**TASK DESCRIPTION:** Emit a verbatim copy of the lines below from the line with "Parse this screenshot: output" through the line with "Extract the structured", excluding pictures and everything outside that range.

**EXCERPTED DATA:**
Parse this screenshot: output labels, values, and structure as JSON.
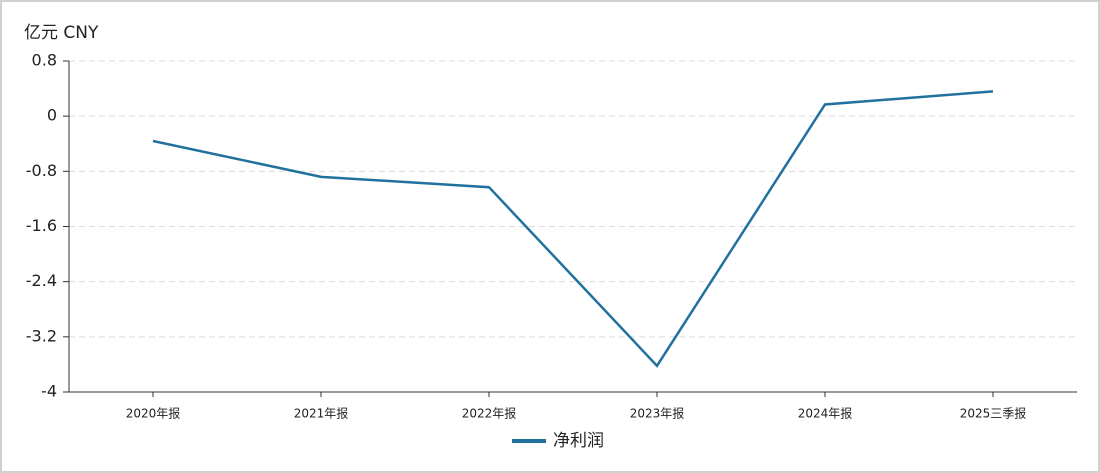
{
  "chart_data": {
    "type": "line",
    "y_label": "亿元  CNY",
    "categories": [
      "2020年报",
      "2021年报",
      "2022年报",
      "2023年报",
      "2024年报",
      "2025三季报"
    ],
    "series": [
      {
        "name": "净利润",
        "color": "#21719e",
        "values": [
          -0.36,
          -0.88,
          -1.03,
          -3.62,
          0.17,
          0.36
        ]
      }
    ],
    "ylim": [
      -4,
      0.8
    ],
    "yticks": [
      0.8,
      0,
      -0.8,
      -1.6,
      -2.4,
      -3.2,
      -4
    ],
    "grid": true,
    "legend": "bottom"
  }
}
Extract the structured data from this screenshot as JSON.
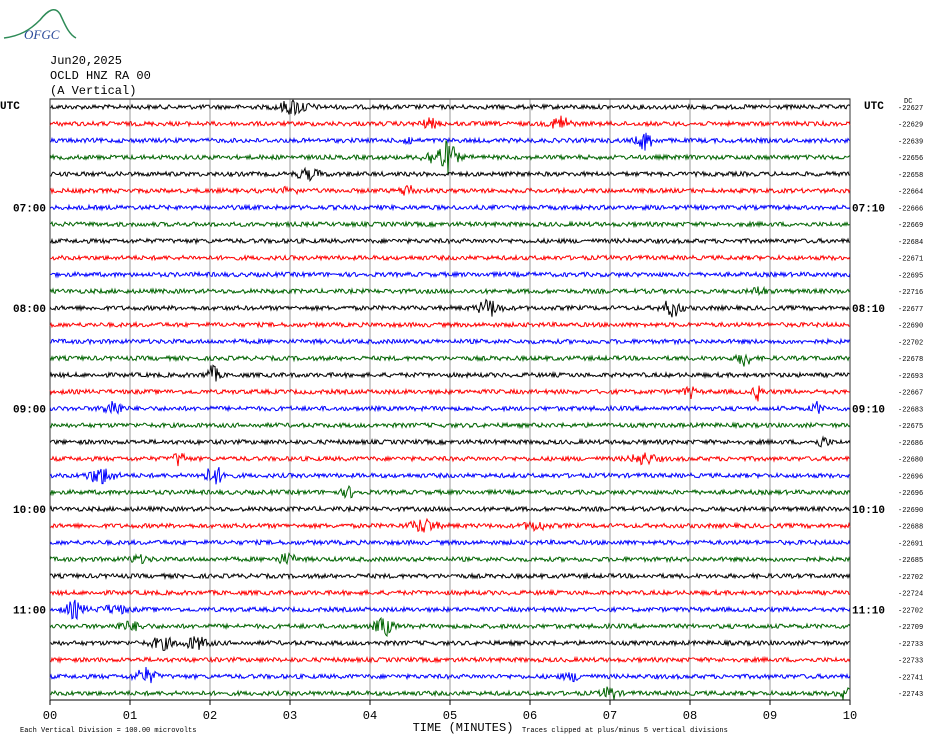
...
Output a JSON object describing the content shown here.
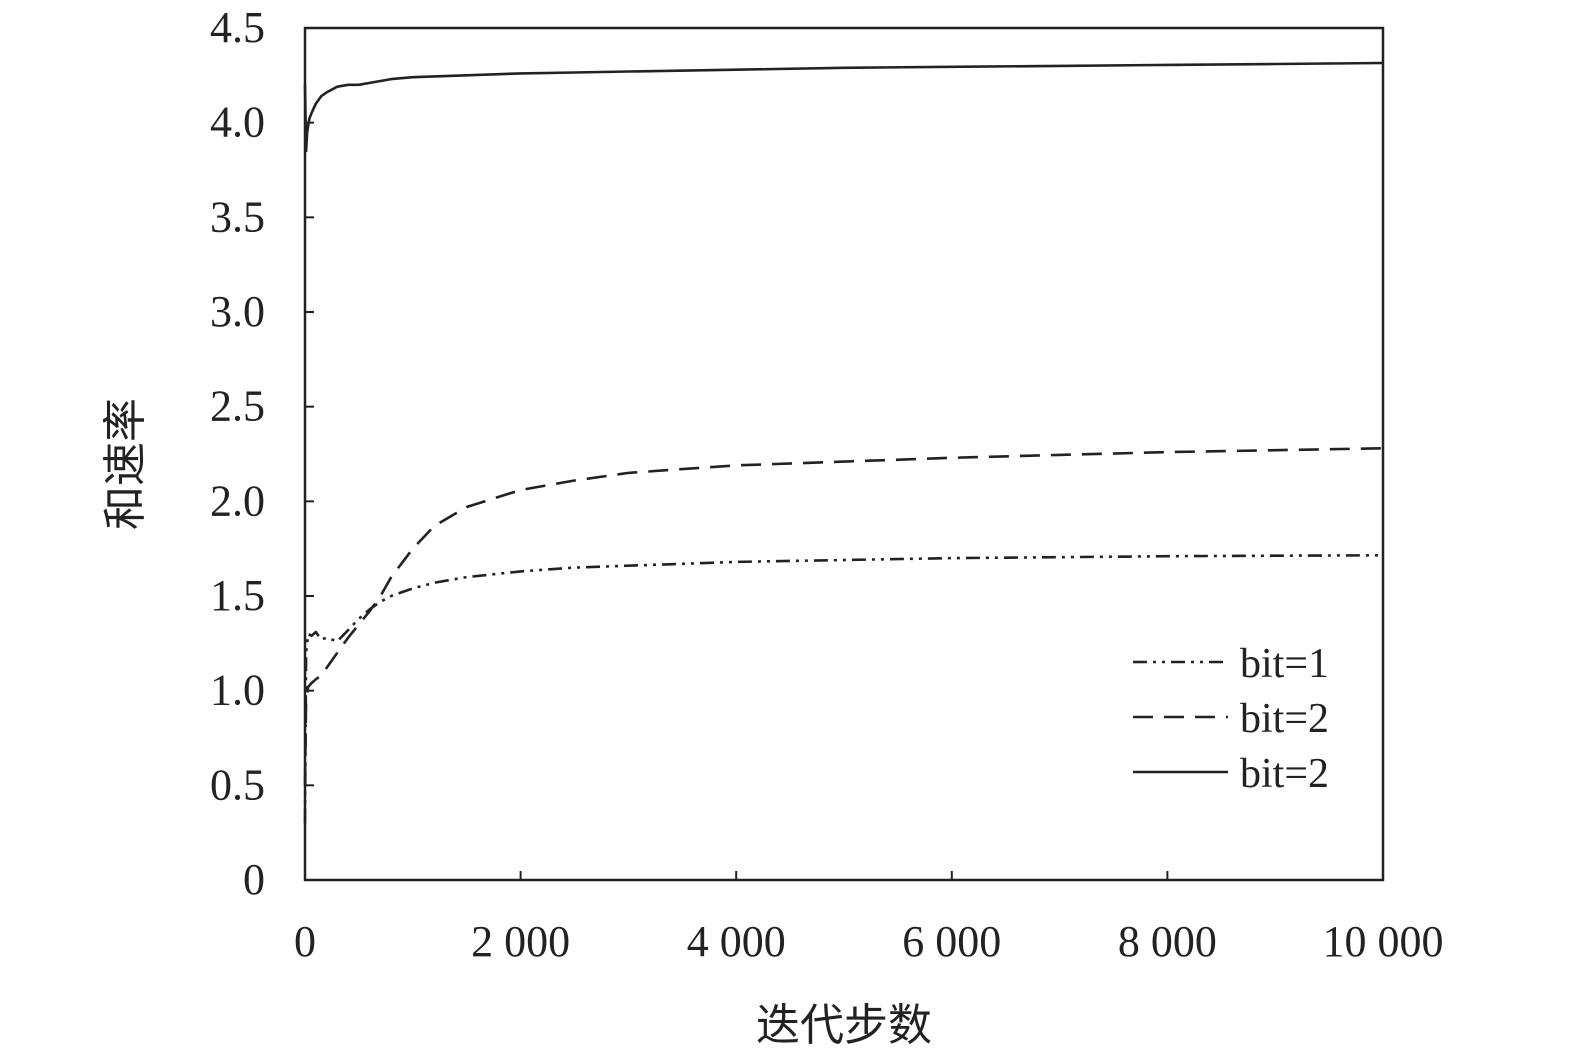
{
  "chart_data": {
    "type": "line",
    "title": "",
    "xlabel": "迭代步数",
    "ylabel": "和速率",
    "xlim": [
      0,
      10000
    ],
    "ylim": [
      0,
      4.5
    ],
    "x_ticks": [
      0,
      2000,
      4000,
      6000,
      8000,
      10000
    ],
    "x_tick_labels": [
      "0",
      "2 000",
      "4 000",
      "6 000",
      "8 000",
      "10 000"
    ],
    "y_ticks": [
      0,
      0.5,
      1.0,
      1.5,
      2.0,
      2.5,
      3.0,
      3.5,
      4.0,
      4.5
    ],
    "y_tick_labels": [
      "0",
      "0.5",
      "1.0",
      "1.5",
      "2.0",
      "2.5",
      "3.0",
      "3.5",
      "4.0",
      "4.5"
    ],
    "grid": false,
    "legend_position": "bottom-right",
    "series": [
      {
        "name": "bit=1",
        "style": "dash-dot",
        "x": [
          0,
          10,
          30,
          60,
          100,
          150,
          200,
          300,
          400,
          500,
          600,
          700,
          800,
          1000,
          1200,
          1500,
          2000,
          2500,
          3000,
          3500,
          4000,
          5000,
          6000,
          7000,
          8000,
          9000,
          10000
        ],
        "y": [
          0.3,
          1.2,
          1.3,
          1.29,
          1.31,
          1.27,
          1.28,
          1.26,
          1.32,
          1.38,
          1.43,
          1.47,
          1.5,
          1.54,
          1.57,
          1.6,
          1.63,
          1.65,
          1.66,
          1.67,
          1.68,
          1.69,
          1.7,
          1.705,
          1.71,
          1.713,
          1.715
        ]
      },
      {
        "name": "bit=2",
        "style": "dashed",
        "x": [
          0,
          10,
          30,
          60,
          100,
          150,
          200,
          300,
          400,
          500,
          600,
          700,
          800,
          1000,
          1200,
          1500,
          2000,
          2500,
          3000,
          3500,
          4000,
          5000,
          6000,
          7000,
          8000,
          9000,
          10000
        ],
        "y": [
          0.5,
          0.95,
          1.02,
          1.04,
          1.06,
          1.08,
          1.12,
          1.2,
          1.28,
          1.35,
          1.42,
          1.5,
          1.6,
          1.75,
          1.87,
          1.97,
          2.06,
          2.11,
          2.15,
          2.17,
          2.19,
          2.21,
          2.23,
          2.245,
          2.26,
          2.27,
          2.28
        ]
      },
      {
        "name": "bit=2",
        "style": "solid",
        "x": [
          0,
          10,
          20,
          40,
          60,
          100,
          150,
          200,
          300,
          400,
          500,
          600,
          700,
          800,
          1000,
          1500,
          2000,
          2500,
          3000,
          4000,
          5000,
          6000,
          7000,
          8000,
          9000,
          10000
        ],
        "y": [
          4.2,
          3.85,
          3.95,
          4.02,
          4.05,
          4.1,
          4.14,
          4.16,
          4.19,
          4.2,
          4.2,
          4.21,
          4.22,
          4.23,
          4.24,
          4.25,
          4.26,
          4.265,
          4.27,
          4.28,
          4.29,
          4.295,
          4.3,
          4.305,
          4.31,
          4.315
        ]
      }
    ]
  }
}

**REPLY TO THE TASK:**
Parse this screenshot: output labels, values, and structure as JSON.
{
  "chart_data": {
    "type": "line",
    "y_label": "亿元  CNY",
    "categories": [
      "2020年报",
      "2021年报",
      "2022年报",
      "2023年报",
      "2024年报",
      "2025三季报"
    ],
    "series": [
      {
        "name": "净利润",
        "color": "#21719e",
        "values": [
          -0.36,
          -0.88,
          -1.03,
          -3.62,
          0.17,
          0.36
        ]
      }
    ],
    "ylim": [
      -4,
      0.8
    ],
    "yticks": [
      0.8,
      0,
      -0.8,
      -1.6,
      -2.4,
      -3.2,
      -4
    ],
    "grid": true,
    "legend": "bottom"
  }
}
Extract the structured data from this screenshot as JSON.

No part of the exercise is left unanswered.